Could you repeat the lines of the records below verbatim, starting at the line that contains "List all visible" and ending at the line that contains "Bar: [431, 727, 598, 758]", with both of those lines included?

-- start of Dataset records --

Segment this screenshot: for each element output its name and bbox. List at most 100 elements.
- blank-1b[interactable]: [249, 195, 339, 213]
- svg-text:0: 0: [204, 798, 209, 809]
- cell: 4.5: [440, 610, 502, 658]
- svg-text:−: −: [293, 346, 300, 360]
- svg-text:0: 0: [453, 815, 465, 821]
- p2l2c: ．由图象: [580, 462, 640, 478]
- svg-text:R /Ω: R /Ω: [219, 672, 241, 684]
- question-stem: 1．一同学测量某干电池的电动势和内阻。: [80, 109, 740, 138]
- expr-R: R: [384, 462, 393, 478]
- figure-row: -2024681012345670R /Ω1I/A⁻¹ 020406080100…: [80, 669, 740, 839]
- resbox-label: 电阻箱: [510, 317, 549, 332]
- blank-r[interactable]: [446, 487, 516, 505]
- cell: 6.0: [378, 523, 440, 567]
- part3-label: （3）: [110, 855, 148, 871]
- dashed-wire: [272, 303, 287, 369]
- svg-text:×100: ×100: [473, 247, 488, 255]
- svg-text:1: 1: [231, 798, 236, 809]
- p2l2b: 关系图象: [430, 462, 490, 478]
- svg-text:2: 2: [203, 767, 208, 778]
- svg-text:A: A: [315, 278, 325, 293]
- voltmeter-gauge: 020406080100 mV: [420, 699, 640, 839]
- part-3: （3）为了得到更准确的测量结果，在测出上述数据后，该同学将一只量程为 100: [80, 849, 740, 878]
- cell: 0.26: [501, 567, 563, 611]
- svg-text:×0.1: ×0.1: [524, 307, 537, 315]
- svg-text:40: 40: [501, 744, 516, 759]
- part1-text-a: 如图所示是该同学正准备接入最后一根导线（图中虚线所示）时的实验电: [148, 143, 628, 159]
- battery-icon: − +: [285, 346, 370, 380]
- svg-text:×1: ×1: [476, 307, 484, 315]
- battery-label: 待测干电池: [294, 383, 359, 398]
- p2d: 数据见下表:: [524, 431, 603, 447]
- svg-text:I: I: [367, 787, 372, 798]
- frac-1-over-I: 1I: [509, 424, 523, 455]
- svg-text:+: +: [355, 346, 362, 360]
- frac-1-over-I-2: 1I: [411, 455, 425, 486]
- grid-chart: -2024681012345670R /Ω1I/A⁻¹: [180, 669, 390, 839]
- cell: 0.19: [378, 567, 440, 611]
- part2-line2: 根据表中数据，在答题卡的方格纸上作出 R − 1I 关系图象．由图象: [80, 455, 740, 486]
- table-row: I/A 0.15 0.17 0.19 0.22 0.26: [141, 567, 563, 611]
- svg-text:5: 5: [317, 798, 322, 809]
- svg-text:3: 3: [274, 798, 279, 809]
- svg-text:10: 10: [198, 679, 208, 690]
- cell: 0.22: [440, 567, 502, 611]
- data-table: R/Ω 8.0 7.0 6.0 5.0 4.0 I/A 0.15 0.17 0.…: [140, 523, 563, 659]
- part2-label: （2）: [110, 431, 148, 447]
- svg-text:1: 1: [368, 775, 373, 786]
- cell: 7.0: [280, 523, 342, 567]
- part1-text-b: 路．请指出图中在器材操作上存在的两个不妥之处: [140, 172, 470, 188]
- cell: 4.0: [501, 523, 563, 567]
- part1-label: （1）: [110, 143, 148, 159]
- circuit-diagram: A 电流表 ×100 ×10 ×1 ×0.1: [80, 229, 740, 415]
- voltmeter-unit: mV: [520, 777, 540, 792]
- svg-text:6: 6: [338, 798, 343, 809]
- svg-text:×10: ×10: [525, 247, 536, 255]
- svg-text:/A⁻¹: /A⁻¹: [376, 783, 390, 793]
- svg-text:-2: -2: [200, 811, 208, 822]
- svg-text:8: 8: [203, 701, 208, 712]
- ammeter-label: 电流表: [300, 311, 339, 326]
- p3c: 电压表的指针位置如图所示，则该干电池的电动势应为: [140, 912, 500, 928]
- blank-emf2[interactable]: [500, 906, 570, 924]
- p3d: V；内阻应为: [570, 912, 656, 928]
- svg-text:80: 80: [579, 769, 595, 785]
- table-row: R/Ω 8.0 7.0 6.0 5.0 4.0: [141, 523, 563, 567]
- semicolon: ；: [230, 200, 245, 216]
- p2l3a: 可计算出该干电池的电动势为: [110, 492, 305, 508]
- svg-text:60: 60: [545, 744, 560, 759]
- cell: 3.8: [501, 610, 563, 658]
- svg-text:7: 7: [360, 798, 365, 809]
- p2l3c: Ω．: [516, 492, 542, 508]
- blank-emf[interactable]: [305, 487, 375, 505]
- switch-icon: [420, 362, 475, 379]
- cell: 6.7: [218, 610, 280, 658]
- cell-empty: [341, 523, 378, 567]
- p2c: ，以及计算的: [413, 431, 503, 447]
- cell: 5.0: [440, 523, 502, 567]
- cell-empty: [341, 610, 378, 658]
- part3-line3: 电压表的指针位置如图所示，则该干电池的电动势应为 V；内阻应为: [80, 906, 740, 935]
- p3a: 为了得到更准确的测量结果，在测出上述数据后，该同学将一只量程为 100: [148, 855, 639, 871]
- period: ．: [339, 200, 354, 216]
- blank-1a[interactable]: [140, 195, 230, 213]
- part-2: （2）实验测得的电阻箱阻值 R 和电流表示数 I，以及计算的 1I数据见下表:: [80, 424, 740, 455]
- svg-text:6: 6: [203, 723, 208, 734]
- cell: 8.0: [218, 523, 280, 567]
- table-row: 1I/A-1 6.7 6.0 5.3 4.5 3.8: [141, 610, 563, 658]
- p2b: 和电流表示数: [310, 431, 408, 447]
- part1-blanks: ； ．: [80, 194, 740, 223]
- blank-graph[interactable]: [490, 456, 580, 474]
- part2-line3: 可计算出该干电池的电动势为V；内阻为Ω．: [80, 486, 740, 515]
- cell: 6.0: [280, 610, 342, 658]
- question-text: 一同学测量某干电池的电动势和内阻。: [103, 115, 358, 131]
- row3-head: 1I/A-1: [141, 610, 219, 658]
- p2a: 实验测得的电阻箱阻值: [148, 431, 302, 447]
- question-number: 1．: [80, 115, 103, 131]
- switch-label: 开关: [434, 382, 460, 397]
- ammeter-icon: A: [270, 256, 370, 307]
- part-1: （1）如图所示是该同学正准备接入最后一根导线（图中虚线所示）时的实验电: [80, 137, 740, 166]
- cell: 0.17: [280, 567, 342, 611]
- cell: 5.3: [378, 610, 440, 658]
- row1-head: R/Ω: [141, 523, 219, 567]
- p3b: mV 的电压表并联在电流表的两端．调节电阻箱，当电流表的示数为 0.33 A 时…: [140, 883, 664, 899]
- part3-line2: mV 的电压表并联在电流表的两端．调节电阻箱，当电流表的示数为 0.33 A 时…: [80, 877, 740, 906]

-- end of Dataset records --
-- start of Dataset records --

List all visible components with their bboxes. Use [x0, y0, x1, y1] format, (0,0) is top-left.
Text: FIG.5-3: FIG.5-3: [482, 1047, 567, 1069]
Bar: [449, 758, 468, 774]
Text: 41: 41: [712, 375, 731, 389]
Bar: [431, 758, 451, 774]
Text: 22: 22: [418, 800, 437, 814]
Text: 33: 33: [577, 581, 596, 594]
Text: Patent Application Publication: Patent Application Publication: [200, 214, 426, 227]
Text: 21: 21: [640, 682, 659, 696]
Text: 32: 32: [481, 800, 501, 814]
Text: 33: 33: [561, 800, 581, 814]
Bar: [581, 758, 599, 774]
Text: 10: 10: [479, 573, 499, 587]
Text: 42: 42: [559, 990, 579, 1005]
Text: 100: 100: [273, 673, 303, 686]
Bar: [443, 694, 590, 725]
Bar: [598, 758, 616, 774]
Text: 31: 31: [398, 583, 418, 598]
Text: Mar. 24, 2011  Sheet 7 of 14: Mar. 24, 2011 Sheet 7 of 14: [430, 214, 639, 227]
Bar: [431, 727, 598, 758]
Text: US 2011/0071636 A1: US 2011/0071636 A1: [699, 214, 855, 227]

-- end of Dataset records --

> Task solution:
List all visible components with their bboxes. Use [x0, y0, x1, y1] format, (0,0) is top-left.
Text: FIG.5-3: FIG.5-3: [482, 1047, 567, 1069]
Bar: [449, 758, 468, 774]
Text: 41: 41: [712, 375, 731, 389]
Bar: [431, 758, 451, 774]
Text: 22: 22: [418, 800, 437, 814]
Text: 33: 33: [577, 581, 596, 594]
Text: Patent Application Publication: Patent Application Publication: [200, 214, 426, 227]
Text: 21: 21: [640, 682, 659, 696]
Text: 32: 32: [481, 800, 501, 814]
Text: 33: 33: [561, 800, 581, 814]
Bar: [581, 758, 599, 774]
Text: 10: 10: [479, 573, 499, 587]
Text: 42: 42: [559, 990, 579, 1005]
Text: 100: 100: [273, 673, 303, 686]
Bar: [443, 694, 590, 725]
Bar: [598, 758, 616, 774]
Text: 31: 31: [398, 583, 418, 598]
Text: Mar. 24, 2011  Sheet 7 of 14: Mar. 24, 2011 Sheet 7 of 14: [430, 214, 639, 227]
Bar: [431, 727, 598, 758]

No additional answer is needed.